What is Medical Malpractice? What is Not?
You may hear about them in the papers or on TV, but the truth is that medical malpractice cases are not merely lawsuits based on the fact that a patient was somehow injured by a healthcare provider.
Medical malpractice is a form of negligence, meaning that only those injuries caused by a doctor's negligent actions can legally form the basis of such a lawsuit.
However, as is explained below, proof of negligence doesn't always guarantee a successful claim.
Because medical malpractice cases are based on negligence law, a plaintiff must prove that a doctor, medical professional, or facility breached its duty of care, which in turn was the legal and actual cause of the injury.
Medical professionals and facilities owe patients a special duty of care. They must act in a manner consistent with the accepted standards of the industry, as well as those within their own specialty.
This means that a medical malpractice case is only valid if a provider failed to follow the generally-accepted standard of care to ensure patient safety and proper treatment.
Even if a patient is able to prove that a doctor acted in such a manner, that may not be the end of the inquiry.
There are medical instances when a plaintiff may prove negligence, but the defendant is held not to have been negligent when a patient does one of the following:
- gave informed consent
- accepted unavoidable known risk
- contributed to his own harm
- failed to mitigate damages
- failed to disclose important information
Though it isn't often discussed in the media, patient behavior oftentimes is more important than that of a medical provider when analyzing the viability medical malpractice cases.
[Editor's note: Post was updated on 8/19/2011 to clarify the interplay of defendant negligence and medical malpractice allegations.]

━━━━━━━━━━━━━━━━━━━━

Problem 1:
In the medical malpractice passage, medical malpractice is described as a form of what?
Problem 2:
Please return the section of the medical malpractice passage from "There are medical" to "medical malpractice cases.", copied word for word.

[Structured page parsing data]
━━━━━━━━━━━━━━━━━━━━

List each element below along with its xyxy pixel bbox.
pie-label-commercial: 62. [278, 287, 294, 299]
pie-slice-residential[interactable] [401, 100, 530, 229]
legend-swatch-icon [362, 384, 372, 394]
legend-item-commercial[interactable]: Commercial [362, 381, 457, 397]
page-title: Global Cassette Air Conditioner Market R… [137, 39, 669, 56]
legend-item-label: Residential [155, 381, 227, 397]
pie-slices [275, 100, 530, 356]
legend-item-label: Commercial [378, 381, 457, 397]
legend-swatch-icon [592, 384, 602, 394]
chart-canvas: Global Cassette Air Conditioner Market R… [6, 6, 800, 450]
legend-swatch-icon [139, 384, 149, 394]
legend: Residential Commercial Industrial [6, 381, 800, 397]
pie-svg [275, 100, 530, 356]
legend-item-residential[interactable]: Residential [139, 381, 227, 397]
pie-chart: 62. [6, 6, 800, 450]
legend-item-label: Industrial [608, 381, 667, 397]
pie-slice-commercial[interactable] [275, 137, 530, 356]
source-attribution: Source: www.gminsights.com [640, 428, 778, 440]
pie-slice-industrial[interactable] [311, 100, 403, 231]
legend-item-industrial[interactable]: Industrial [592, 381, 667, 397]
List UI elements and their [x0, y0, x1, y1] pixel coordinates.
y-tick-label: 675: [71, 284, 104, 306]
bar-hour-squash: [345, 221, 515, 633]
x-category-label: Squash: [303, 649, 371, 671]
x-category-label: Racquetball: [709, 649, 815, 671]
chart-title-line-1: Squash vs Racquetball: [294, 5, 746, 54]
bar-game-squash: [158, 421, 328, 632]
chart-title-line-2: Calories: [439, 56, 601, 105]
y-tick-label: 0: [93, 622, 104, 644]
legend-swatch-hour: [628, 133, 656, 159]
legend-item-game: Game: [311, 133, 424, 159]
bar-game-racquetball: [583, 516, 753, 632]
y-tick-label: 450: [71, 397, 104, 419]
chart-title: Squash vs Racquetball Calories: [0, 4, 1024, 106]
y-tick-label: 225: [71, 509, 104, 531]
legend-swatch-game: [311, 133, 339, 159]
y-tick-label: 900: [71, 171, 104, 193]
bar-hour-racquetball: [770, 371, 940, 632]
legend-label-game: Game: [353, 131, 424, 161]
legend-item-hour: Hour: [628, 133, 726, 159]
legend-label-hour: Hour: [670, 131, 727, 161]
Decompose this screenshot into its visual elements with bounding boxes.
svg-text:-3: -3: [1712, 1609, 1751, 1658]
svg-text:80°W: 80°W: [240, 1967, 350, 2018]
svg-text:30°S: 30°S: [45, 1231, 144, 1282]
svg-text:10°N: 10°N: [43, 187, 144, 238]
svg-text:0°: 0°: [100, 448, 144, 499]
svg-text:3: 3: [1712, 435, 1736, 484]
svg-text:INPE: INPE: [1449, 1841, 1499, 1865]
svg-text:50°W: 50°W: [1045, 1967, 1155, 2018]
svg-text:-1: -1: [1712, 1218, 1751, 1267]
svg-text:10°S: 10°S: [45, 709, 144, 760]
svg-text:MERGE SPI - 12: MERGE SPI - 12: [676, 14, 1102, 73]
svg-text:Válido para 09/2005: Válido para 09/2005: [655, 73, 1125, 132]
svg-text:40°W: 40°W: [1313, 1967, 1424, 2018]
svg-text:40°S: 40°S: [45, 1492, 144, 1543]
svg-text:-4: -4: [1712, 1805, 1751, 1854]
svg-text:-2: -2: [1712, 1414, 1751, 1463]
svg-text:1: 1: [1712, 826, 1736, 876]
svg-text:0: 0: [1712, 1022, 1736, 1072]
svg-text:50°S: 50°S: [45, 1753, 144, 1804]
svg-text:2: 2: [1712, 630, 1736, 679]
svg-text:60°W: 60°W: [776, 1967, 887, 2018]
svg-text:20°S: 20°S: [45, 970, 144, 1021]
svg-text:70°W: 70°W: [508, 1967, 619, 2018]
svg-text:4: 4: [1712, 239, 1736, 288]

━━━━━━━━━━━━━━━━━━━━

Exercise answer 1:
Negligence.

Exercise answer 2:
There are medical instances when a plaintiff may prove negligence, but the defendant is held not to have been negligent when a patient does one of the following:
- gave informed consent
- accepted unavoidable known risk
- contributed to his own harm
- failed to mitigate damages
- failed to disclose important information
Though it isn't often discussed in the media, patient behavior oftentimes is more important than that of a medical provider when analyzing the viability medical malpractice cases.